## [Task brief]
Any pictures in the records below should be skipped; write out everything else exactly.

Rows from a figure dataset:
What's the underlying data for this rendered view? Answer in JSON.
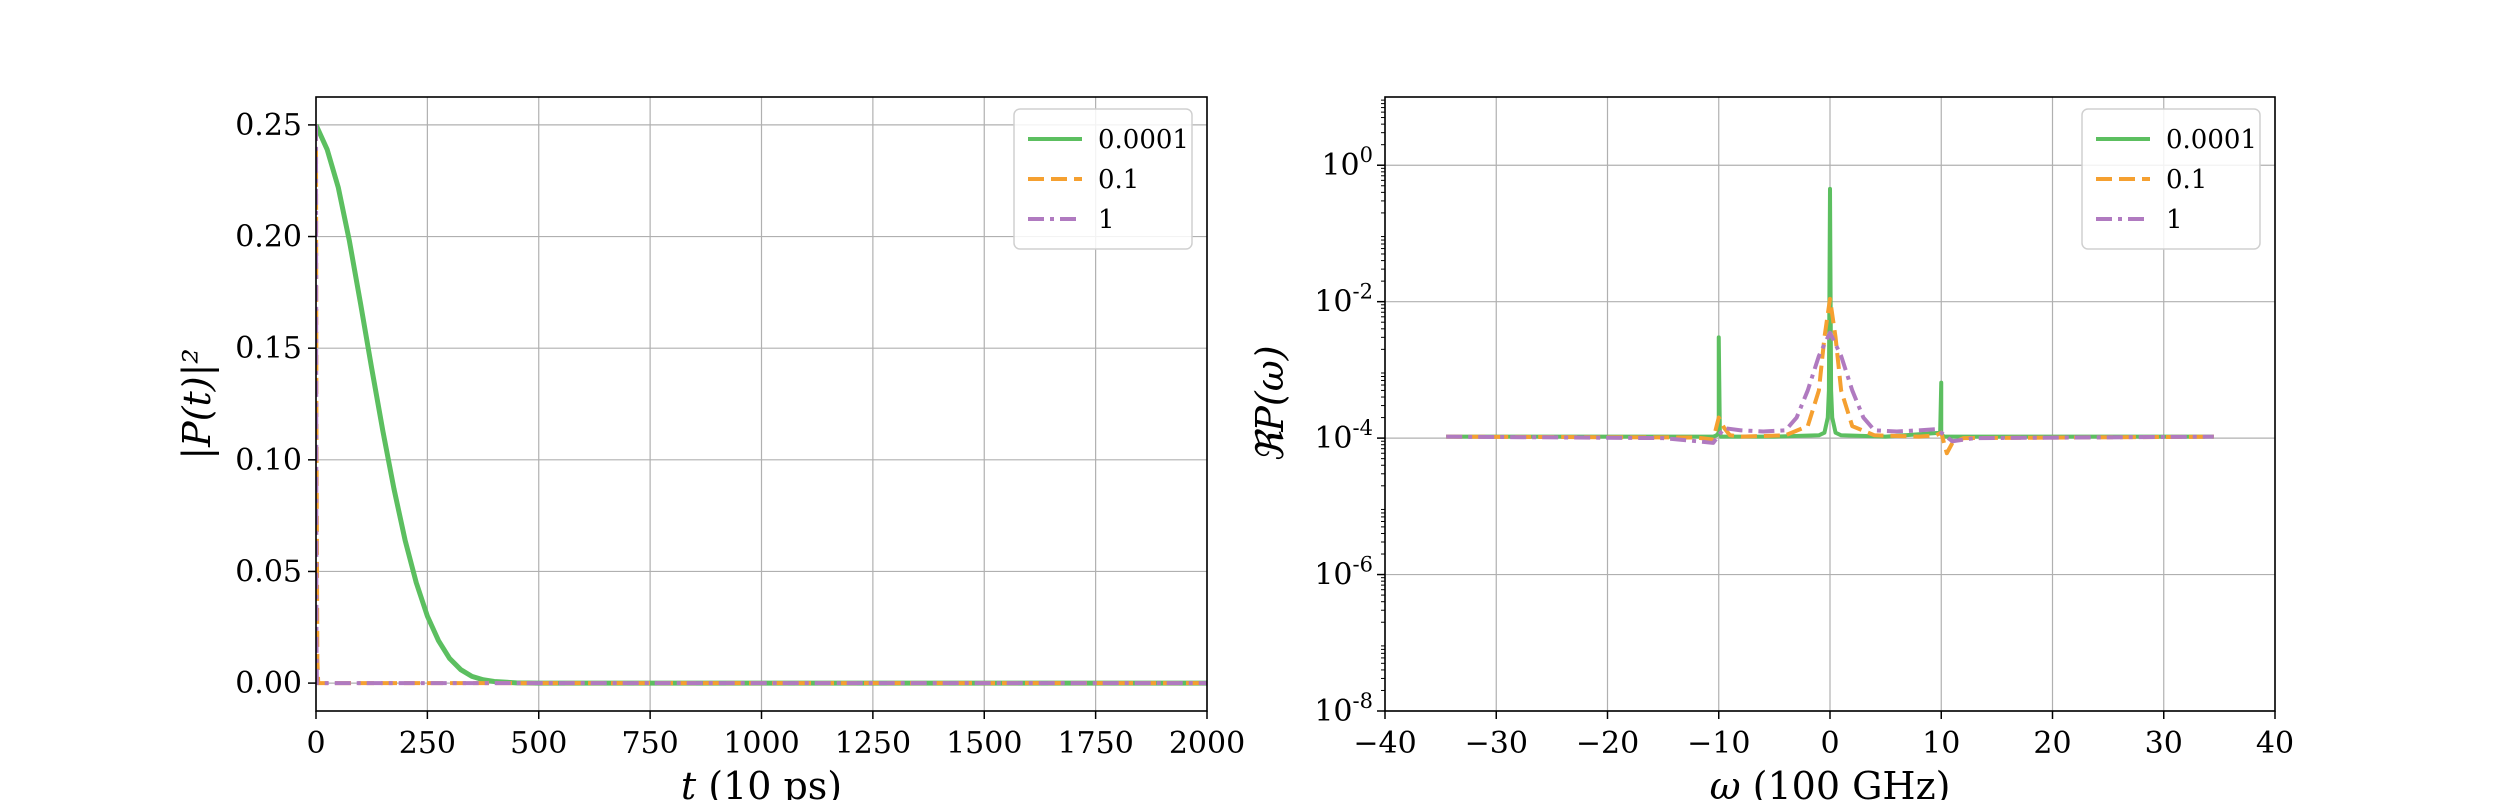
{
  "chart_data": [
    {
      "type": "line",
      "title": "",
      "xlabel_italic": "t",
      "xlabel_rest": " (10 ps)",
      "ylabel": "|P(t)|²",
      "xlim": [
        0,
        2000
      ],
      "ylim": [
        -0.0125,
        0.2625
      ],
      "xticks": [
        0,
        250,
        500,
        750,
        1000,
        1250,
        1500,
        1750,
        2000
      ],
      "yticks": [
        0.0,
        0.05,
        0.1,
        0.15,
        0.2,
        0.25
      ],
      "xtick_labels": [
        "0",
        "250",
        "500",
        "750",
        "1000",
        "1250",
        "1500",
        "1750",
        "2000"
      ],
      "ytick_labels": [
        "0.00",
        "0.05",
        "0.10",
        "0.15",
        "0.20",
        "0.25"
      ],
      "grid": true,
      "legend_position": "top-right",
      "series": [
        {
          "name": "0.0001",
          "color": "#5cbf60",
          "dash": "solid",
          "x": [
            0,
            25,
            50,
            75,
            100,
            125,
            150,
            175,
            200,
            225,
            250,
            275,
            300,
            325,
            350,
            375,
            400,
            450,
            500,
            2000
          ],
          "y": [
            0.25,
            0.239,
            0.222,
            0.198,
            0.17,
            0.141,
            0.113,
            0.087,
            0.064,
            0.045,
            0.03,
            0.019,
            0.011,
            0.006,
            0.003,
            0.0015,
            0.0007,
            0.0001,
            0.0,
            0.0
          ]
        },
        {
          "name": "0.1",
          "color": "#f5a030",
          "dash": "dashed",
          "x": [
            0,
            1,
            3,
            5,
            10,
            2000
          ],
          "y": [
            0.25,
            0.12,
            0.01,
            0.0,
            0.0,
            0.0
          ]
        },
        {
          "name": "1",
          "color": "#b07ac0",
          "dash": "dashdot",
          "x": [
            0,
            1,
            2,
            3,
            5,
            2000
          ],
          "y": [
            0.25,
            0.02,
            0.0,
            0.0,
            0.0,
            0.0
          ]
        }
      ]
    },
    {
      "type": "line",
      "title": "",
      "xlabel_italic": "ω",
      "xlabel_rest": " (100 GHz)",
      "ylabel": "ℜP(ω)",
      "yscale": "log",
      "xlim": [
        -40,
        40
      ],
      "ylim_exp": [
        -8,
        1
      ],
      "xticks": [
        -40,
        -30,
        -20,
        -10,
        0,
        10,
        20,
        30,
        40
      ],
      "xtick_labels": [
        "−40",
        "−30",
        "−20",
        "−10",
        "0",
        "10",
        "20",
        "30",
        "40"
      ],
      "yticks_exp": [
        -8,
        -6,
        -4,
        -2,
        0
      ],
      "ytick_bases": [
        "10",
        "10",
        "10",
        "10",
        "10"
      ],
      "ytick_exps": [
        "-8",
        "-6",
        "-4",
        "-2",
        "0"
      ],
      "grid": true,
      "legend_position": "top-right",
      "series": [
        {
          "name": "0.0001",
          "color": "#5cbf60",
          "dash": "solid",
          "x": [
            -34.5,
            -10.5,
            -10.2,
            -10.0,
            -10.0,
            -9.9,
            -9.8,
            -5.0,
            -1.0,
            -0.5,
            -0.2,
            -0.1,
            0.0,
            0.1,
            0.2,
            0.5,
            1.0,
            5.0,
            9.9,
            10.0,
            10.0,
            10.1,
            10.3,
            34.5
          ],
          "y": [
            0.000105,
            0.000105,
            0.00011,
            0.00012,
            0.003,
            0.00012,
            0.000105,
            0.000105,
            0.00011,
            0.00012,
            0.0002,
            0.0005,
            0.45,
            0.0005,
            0.0002,
            0.00012,
            0.00011,
            0.000105,
            0.00012,
            0.00065,
            0.00012,
            0.00011,
            0.000105,
            0.000105
          ]
        },
        {
          "name": "0.1",
          "color": "#f5a030",
          "dash": "dashed",
          "x": [
            -34.5,
            -12.0,
            -10.5,
            -10.0,
            -9.5,
            -9.0,
            -8.0,
            -4.0,
            -2.0,
            -1.0,
            -0.5,
            0.0,
            0.5,
            1.0,
            2.0,
            4.0,
            8.0,
            9.5,
            10.0,
            10.5,
            11.0,
            12.0,
            34.5
          ],
          "y": [
            0.000105,
            0.000102,
            9.5e-05,
            0.0002,
            0.00014,
            0.00011,
            0.000105,
            0.00011,
            0.00015,
            0.0005,
            0.003,
            0.011,
            0.003,
            0.0005,
            0.00015,
            0.00011,
            0.000105,
            0.00011,
            0.00012,
            6e-05,
            8.5e-05,
            0.0001,
            0.000105
          ]
        },
        {
          "name": "1",
          "color": "#b07ac0",
          "dash": "dashdot",
          "x": [
            -34.5,
            -15.0,
            -12.0,
            -10.5,
            -10.0,
            -9.5,
            -8.0,
            -6.0,
            -4.0,
            -3.0,
            -2.0,
            -1.0,
            0.0,
            1.0,
            2.0,
            3.0,
            4.0,
            6.0,
            8.0,
            9.5,
            10.0,
            11.0,
            13.0,
            34.5
          ],
          "y": [
            0.000105,
            0.0001,
            9e-05,
            8.5e-05,
            0.00011,
            0.00014,
            0.00013,
            0.000125,
            0.00013,
            0.0002,
            0.0005,
            0.0016,
            0.0035,
            0.0016,
            0.0005,
            0.0002,
            0.00013,
            0.000125,
            0.00013,
            0.000135,
            0.00012,
            9e-05,
            0.0001,
            0.000105
          ]
        }
      ]
    }
  ]
}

## [Exercise response]
What's the underlying data for this rendered view? Answer in JSON.
{
  "chart_data": [
    {
      "type": "line",
      "title": "",
      "xlabel_italic": "t",
      "xlabel_rest": " (10 ps)",
      "ylabel": "|P(t)|²",
      "xlim": [
        0,
        2000
      ],
      "ylim": [
        -0.0125,
        0.2625
      ],
      "xticks": [
        0,
        250,
        500,
        750,
        1000,
        1250,
        1500,
        1750,
        2000
      ],
      "yticks": [
        0.0,
        0.05,
        0.1,
        0.15,
        0.2,
        0.25
      ],
      "xtick_labels": [
        "0",
        "250",
        "500",
        "750",
        "1000",
        "1250",
        "1500",
        "1750",
        "2000"
      ],
      "ytick_labels": [
        "0.00",
        "0.05",
        "0.10",
        "0.15",
        "0.20",
        "0.25"
      ],
      "grid": true,
      "legend_position": "top-right",
      "series": [
        {
          "name": "0.0001",
          "color": "#5cbf60",
          "dash": "solid",
          "x": [
            0,
            25,
            50,
            75,
            100,
            125,
            150,
            175,
            200,
            225,
            250,
            275,
            300,
            325,
            350,
            375,
            400,
            450,
            500,
            2000
          ],
          "y": [
            0.25,
            0.239,
            0.222,
            0.198,
            0.17,
            0.141,
            0.113,
            0.087,
            0.064,
            0.045,
            0.03,
            0.019,
            0.011,
            0.006,
            0.003,
            0.0015,
            0.0007,
            0.0001,
            0.0,
            0.0
          ]
        },
        {
          "name": "0.1",
          "color": "#f5a030",
          "dash": "dashed",
          "x": [
            0,
            1,
            3,
            5,
            10,
            2000
          ],
          "y": [
            0.25,
            0.12,
            0.01,
            0.0,
            0.0,
            0.0
          ]
        },
        {
          "name": "1",
          "color": "#b07ac0",
          "dash": "dashdot",
          "x": [
            0,
            1,
            2,
            3,
            5,
            2000
          ],
          "y": [
            0.25,
            0.02,
            0.0,
            0.0,
            0.0,
            0.0
          ]
        }
      ]
    },
    {
      "type": "line",
      "title": "",
      "xlabel_italic": "ω",
      "xlabel_rest": " (100 GHz)",
      "ylabel": "ℜP(ω)",
      "yscale": "log",
      "xlim": [
        -40,
        40
      ],
      "ylim_exp": [
        -8,
        1
      ],
      "xticks": [
        -40,
        -30,
        -20,
        -10,
        0,
        10,
        20,
        30,
        40
      ],
      "xtick_labels": [
        "−40",
        "−30",
        "−20",
        "−10",
        "0",
        "10",
        "20",
        "30",
        "40"
      ],
      "yticks_exp": [
        -8,
        -6,
        -4,
        -2,
        0
      ],
      "ytick_bases": [
        "10",
        "10",
        "10",
        "10",
        "10"
      ],
      "ytick_exps": [
        "-8",
        "-6",
        "-4",
        "-2",
        "0"
      ],
      "grid": true,
      "legend_position": "top-right",
      "series": [
        {
          "name": "0.0001",
          "color": "#5cbf60",
          "dash": "solid",
          "x": [
            -34.5,
            -10.5,
            -10.2,
            -10.0,
            -10.0,
            -9.9,
            -9.8,
            -5.0,
            -1.0,
            -0.5,
            -0.2,
            -0.1,
            0.0,
            0.1,
            0.2,
            0.5,
            1.0,
            5.0,
            9.9,
            10.0,
            10.0,
            10.1,
            10.3,
            34.5
          ],
          "y": [
            0.000105,
            0.000105,
            0.00011,
            0.00012,
            0.003,
            0.00012,
            0.000105,
            0.000105,
            0.00011,
            0.00012,
            0.0002,
            0.0005,
            0.45,
            0.0005,
            0.0002,
            0.00012,
            0.00011,
            0.000105,
            0.00012,
            0.00065,
            0.00012,
            0.00011,
            0.000105,
            0.000105
          ]
        },
        {
          "name": "0.1",
          "color": "#f5a030",
          "dash": "dashed",
          "x": [
            -34.5,
            -12.0,
            -10.5,
            -10.0,
            -9.5,
            -9.0,
            -8.0,
            -4.0,
            -2.0,
            -1.0,
            -0.5,
            0.0,
            0.5,
            1.0,
            2.0,
            4.0,
            8.0,
            9.5,
            10.0,
            10.5,
            11.0,
            12.0,
            34.5
          ],
          "y": [
            0.000105,
            0.000102,
            9.5e-05,
            0.0002,
            0.00014,
            0.00011,
            0.000105,
            0.00011,
            0.00015,
            0.0005,
            0.003,
            0.011,
            0.003,
            0.0005,
            0.00015,
            0.00011,
            0.000105,
            0.00011,
            0.00012,
            6e-05,
            8.5e-05,
            0.0001,
            0.000105
          ]
        },
        {
          "name": "1",
          "color": "#b07ac0",
          "dash": "dashdot",
          "x": [
            -34.5,
            -15.0,
            -12.0,
            -10.5,
            -10.0,
            -9.5,
            -8.0,
            -6.0,
            -4.0,
            -3.0,
            -2.0,
            -1.0,
            0.0,
            1.0,
            2.0,
            3.0,
            4.0,
            6.0,
            8.0,
            9.5,
            10.0,
            11.0,
            13.0,
            34.5
          ],
          "y": [
            0.000105,
            0.0001,
            9e-05,
            8.5e-05,
            0.00011,
            0.00014,
            0.00013,
            0.000125,
            0.00013,
            0.0002,
            0.0005,
            0.0016,
            0.0035,
            0.0016,
            0.0005,
            0.0002,
            0.00013,
            0.000125,
            0.00013,
            0.000135,
            0.00012,
            9e-05,
            0.0001,
            0.000105
          ]
        }
      ]
    }
  ]
}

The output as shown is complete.